> _EXERCICE COURT A_: Reproduisez à l'identique le listing, depuis son début jusqu'à la ligne contenant « button-bar: Yes No », celle-ci comprise.

> _TEXTE CITÉ_:

+---+

Les choix de Josée-Anne Paradis

Panik
Geneviève Drolet (Tête première) 

Panik, c’est une voix originale, c’est une narration sans complexe, c’est un grand tableau du Nord comme on n’en avait pas lu depuis longtemps. Ni éloge ni diatribe, Geneviève Drolet (une jeune auteure que j’adore et qui, avec ce roman affirme réellement son statut d’écrivain) nous entraîne dans ce monde blanc où la violence souffle aussi fort que le vent, où survivre est un combat de tous les jours et où la beauté réside dans ce que la nature a de plus beaux à offrir : ses paysages et ses enfants.
Voir l’entrevue: ici.

 

La nageuse au milieu du lac
Patrick Nicol (Le Quartanier)

Ne pas mentionner que Patrick Nicol a été mon professeur ne serait pas honnête. Ne pas mentionner que j’ai grandi dans la ville qu’il décrit si habilement dans La nageuse au milieu du lac ne serait pas loyal. Mais c’est aussi ça, la littérature québécoise : connaître le visage des gens qui signent des magnifiques romans, avoir arpenté les lieux décrits, se reconnaître. Si Nicol raconte ici l’histoire de sa mère, qui tranquillement perd la mémoire, c’est également une histoire universelle qu’il met en mots car, qui peut se targuer d’être au-dessus de la vieillesse? « Pour ma mère, les oiseaux-mouches s’appelaient des choux-fleurs. Elle les avait baptisés ainsi après les avoir longtemps appelés des brocolis. »

 

Nirliit
Juliana Léveillé-Trudel (La Peuplade)

+---+

> _LISTING AFFICHÉ_:
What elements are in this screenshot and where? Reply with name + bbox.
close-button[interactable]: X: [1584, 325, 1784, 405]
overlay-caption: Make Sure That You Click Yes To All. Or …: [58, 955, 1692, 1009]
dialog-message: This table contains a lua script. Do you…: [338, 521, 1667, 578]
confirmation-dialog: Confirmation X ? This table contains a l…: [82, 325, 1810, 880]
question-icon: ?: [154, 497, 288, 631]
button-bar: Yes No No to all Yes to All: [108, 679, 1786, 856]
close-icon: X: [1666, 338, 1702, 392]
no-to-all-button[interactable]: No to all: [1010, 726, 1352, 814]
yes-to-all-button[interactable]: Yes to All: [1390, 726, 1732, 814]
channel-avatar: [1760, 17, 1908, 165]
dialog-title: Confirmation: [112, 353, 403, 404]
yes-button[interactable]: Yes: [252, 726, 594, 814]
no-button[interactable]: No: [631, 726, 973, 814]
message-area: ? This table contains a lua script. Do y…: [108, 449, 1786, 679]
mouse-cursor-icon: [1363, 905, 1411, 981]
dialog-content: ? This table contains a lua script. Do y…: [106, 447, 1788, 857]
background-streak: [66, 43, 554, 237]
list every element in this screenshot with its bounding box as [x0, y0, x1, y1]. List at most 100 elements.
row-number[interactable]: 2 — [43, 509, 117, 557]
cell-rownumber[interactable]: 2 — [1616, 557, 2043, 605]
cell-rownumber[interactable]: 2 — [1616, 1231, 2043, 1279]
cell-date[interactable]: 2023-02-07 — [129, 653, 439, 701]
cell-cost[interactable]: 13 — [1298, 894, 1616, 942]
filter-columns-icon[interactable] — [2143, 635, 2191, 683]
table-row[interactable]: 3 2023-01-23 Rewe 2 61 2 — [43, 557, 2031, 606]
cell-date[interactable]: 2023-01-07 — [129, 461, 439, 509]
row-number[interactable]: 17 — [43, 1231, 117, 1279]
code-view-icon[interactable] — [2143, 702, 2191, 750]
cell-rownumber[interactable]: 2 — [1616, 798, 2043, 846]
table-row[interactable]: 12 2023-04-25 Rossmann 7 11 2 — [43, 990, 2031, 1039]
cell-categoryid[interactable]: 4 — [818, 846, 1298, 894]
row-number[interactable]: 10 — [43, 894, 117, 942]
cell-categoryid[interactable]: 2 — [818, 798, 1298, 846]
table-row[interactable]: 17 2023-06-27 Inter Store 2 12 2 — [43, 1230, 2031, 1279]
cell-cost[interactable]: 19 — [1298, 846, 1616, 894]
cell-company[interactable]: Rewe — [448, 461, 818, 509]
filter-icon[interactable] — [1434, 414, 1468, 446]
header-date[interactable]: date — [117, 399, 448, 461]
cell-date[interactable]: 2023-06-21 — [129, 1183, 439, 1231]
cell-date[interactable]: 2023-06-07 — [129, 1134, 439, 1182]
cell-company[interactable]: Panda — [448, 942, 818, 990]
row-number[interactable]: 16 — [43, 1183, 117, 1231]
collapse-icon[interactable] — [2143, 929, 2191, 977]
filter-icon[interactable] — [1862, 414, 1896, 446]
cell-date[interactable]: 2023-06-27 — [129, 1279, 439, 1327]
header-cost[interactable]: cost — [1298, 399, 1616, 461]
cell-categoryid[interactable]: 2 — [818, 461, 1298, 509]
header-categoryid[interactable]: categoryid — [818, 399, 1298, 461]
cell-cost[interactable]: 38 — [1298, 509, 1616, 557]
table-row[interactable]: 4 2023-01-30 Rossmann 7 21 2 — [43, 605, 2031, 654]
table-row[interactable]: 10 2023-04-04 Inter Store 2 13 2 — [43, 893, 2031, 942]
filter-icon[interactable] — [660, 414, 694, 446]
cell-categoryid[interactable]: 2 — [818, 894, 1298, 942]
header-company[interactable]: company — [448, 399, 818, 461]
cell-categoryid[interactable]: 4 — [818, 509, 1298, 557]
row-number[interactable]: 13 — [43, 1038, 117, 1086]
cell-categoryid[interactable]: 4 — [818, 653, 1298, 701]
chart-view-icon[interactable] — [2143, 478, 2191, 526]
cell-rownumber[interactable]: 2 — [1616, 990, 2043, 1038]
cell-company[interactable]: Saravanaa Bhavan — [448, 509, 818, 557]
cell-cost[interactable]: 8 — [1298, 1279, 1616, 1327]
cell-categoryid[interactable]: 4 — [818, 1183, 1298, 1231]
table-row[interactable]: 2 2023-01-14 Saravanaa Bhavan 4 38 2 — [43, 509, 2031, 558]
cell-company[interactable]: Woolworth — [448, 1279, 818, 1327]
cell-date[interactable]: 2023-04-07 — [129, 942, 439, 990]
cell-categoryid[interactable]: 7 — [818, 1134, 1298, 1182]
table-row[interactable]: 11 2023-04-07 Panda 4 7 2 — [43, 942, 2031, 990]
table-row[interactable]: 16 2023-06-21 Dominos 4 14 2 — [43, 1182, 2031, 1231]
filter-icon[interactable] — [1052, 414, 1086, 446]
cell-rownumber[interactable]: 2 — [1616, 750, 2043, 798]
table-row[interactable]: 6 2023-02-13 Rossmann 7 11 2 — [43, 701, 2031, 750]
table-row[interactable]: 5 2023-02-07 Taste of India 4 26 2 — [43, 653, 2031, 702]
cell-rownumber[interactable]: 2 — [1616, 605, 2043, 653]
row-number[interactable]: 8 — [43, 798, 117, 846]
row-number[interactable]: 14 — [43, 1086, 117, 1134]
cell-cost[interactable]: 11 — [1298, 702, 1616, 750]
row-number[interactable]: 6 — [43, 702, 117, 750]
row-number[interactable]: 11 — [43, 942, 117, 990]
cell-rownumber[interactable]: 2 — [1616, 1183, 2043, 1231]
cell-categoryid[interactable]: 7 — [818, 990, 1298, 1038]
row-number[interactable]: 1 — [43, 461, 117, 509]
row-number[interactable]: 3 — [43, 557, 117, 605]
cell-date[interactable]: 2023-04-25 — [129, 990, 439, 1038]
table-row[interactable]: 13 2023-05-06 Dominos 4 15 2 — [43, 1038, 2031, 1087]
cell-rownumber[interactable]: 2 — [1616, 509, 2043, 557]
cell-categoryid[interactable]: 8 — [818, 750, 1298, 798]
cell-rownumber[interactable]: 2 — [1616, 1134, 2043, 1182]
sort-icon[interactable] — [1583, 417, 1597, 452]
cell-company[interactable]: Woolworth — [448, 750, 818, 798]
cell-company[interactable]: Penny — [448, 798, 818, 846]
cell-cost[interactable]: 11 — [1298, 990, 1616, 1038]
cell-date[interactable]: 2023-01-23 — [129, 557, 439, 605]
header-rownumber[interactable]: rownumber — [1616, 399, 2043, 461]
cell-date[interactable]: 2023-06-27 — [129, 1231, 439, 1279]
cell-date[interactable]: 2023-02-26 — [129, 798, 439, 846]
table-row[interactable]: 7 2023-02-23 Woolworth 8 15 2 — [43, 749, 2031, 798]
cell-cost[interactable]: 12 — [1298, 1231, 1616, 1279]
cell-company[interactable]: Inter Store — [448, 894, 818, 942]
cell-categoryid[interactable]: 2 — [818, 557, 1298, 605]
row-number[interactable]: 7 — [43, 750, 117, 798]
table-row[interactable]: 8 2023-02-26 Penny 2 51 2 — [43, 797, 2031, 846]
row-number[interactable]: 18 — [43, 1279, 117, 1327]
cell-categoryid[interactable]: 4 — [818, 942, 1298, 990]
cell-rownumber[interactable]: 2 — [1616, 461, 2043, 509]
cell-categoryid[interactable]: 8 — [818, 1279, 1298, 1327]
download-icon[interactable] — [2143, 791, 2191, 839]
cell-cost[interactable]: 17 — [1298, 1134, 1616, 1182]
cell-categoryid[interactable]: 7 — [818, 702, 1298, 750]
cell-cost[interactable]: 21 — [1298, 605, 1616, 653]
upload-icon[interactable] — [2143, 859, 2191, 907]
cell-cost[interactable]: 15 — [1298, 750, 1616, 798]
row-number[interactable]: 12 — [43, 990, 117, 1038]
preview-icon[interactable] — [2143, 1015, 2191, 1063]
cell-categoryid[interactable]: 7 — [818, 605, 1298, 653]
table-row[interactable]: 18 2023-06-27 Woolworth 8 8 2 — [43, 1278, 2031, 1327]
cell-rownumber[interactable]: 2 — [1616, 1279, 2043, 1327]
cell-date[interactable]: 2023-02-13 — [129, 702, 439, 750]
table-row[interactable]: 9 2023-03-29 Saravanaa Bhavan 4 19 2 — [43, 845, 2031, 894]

+---+

> _EXERCICE COURT B_: Poursuivez le texte cité, consacré aux choix de lecture de Josée-Anne Paradis, à partir de l'endroit où il s'arrête.

> _RÉPONSE ATTENDUE A_:
What elements are in this screenshot and where? Reply with name + bbox.
close-button[interactable]: X: [1584, 325, 1784, 405]
overlay-caption: Make Sure That You Click Yes To All. Or …: [58, 955, 1692, 1009]
dialog-message: This table contains a lua script. Do you…: [338, 521, 1667, 578]
confirmation-dialog: Confirmation X ? This table contains a l…: [82, 325, 1810, 880]
question-icon: ?: [154, 497, 288, 631]
button-bar: Yes No No to all Yes to All: [108, 679, 1786, 856]

> _RÉPONSE ATTENDUE B_:
Même thématique que pour Panik (ce Nord froid où la violence tue ne se fait que plus insidieuse), même bonheur de lecture (la découverte d’un peuple présenté sans le voile de la tradition, mais dans toute sa contemporanéité et sa complexité), même talent littéraire (une écriture hautement respectueuse qui décrit des émotions fortes). C’est une histoire du froid, de la perte, des liens qu’on tisse. Un premier roman magnifique, très bien écrit et d’une grande beauté.

 

Quand le diable sortit de la salle de bain
Sophie Divry (Noir sur Blanc)

Quand le diable sortit de la salle de bain est tout simplement jouissif, digressif et hilarant. Il s’agit des mésaventures d’une chômeuse-écrivaine qui s’appelle Sophie, comme l’auteure – qui tire le diable par la queue, le tout à des lieues du ton complaisant ou larmoyant. Divry possède un talent surprenant pour faire éclater les normes du roman contemporain en usant de calligrammes, de mises en abyme, de néologismes, de bonus en fin de roman, etc., sans que la lecture ne s’en trouve affectée. C’est rafraîchissant, maîtrisé et éclaté!
Voir l’entrevue: ici. 

 

Le caillou
Sigolène Vinson (Le Tripode)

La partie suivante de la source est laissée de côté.